What the task requires:
Copy, from the entries below, each line where the word "this" can be found.

——————

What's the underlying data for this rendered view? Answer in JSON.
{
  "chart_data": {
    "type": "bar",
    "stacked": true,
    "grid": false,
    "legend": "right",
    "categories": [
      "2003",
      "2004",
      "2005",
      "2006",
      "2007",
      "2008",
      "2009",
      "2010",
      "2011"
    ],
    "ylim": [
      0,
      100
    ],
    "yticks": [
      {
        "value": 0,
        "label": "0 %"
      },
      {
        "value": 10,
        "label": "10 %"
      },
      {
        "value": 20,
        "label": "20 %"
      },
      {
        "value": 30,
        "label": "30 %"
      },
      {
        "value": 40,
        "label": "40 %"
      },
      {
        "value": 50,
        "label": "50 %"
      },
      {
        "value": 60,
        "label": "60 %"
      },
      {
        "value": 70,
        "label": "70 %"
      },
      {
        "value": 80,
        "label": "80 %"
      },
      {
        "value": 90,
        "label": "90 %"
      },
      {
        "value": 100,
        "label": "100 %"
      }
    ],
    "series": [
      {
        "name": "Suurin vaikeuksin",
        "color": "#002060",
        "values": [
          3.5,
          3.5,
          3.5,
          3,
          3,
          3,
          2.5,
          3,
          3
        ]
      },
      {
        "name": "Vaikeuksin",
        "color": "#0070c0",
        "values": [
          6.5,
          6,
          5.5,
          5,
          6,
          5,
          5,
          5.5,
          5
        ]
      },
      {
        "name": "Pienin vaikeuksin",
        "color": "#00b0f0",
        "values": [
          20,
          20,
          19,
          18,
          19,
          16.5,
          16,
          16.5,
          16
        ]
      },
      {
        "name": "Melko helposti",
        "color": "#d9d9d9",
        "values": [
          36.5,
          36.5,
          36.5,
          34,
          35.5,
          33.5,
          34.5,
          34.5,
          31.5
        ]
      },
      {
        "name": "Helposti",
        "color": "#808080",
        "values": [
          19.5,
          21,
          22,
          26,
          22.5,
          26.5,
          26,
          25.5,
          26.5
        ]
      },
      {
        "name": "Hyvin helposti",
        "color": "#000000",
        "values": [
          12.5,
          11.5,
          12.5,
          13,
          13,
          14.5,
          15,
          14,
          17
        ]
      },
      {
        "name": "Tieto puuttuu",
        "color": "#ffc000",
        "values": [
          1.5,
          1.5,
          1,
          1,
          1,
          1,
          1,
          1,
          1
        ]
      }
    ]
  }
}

——————

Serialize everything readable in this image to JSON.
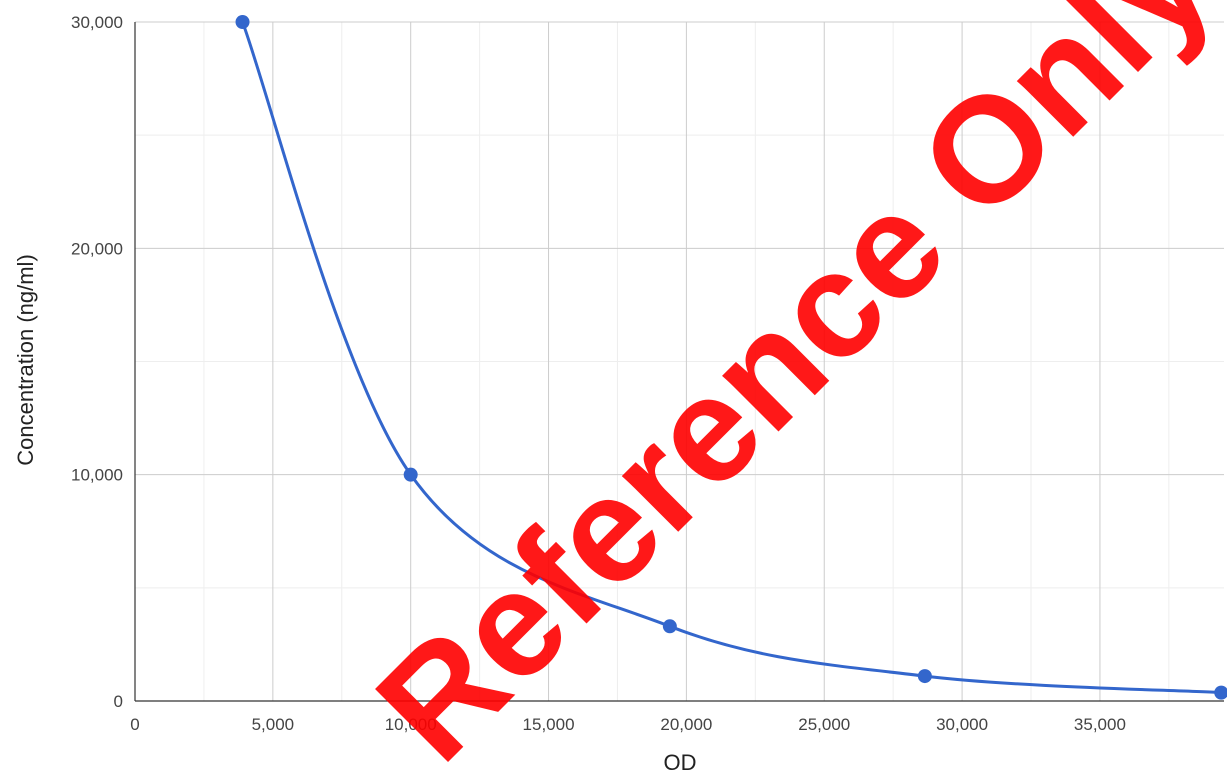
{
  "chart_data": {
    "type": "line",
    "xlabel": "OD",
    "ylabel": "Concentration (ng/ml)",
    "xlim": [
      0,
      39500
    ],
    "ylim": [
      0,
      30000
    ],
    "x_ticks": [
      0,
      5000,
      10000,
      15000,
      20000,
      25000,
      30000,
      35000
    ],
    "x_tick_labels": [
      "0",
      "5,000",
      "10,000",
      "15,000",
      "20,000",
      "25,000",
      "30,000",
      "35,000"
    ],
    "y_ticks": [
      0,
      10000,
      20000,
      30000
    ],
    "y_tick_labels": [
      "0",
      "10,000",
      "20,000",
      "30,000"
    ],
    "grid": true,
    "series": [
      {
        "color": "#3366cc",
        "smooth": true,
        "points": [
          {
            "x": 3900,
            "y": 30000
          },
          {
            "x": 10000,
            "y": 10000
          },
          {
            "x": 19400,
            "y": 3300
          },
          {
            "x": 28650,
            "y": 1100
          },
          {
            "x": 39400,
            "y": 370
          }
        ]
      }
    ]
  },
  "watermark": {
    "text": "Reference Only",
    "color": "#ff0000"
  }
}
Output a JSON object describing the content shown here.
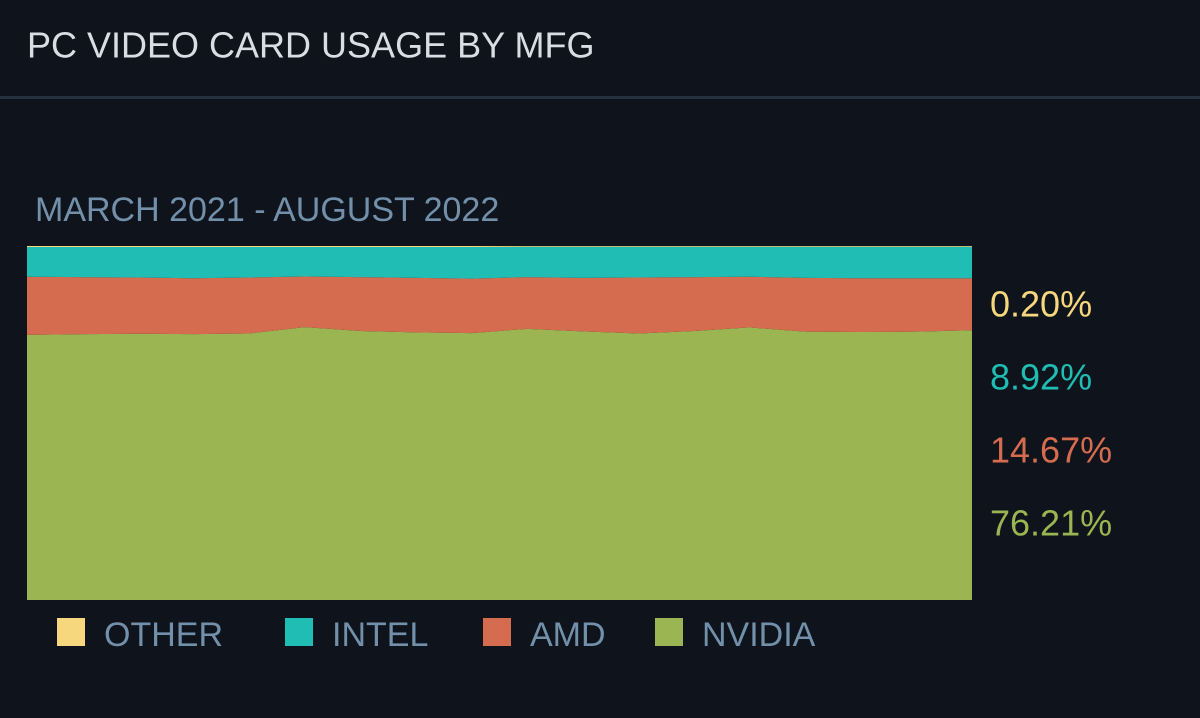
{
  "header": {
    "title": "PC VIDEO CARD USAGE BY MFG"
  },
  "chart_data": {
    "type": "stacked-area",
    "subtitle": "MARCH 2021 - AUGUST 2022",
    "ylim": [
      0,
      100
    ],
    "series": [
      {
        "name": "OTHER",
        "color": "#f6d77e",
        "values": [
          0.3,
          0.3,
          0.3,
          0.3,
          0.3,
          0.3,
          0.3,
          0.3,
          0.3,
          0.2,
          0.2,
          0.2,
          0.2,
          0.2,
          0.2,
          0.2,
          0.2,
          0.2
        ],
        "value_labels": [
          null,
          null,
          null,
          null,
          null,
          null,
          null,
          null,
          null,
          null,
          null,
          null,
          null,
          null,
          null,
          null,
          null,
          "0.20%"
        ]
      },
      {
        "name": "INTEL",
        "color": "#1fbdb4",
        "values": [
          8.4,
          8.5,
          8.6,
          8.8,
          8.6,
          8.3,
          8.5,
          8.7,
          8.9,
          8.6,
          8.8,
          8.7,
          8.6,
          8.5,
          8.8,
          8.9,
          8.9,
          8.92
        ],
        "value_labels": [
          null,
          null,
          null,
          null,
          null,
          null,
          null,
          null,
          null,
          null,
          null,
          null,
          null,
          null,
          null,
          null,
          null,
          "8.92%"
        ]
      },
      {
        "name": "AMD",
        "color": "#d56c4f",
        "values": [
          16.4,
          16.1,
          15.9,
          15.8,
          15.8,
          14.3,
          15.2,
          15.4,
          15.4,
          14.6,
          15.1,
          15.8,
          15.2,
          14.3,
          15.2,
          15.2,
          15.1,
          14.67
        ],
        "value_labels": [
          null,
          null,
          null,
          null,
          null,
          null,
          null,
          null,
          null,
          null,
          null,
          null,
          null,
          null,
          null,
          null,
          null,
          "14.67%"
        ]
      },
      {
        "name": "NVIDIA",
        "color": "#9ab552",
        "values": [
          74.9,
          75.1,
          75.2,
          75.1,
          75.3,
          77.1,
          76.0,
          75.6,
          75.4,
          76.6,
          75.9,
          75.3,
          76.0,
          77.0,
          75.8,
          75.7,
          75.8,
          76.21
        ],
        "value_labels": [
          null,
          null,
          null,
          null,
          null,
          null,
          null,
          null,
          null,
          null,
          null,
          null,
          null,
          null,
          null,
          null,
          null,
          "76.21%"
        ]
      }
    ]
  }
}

——————

Solved problem:
What's the underlying data for this rendered view? Answer in JSON.
Serialize everything readable in this image to JSON.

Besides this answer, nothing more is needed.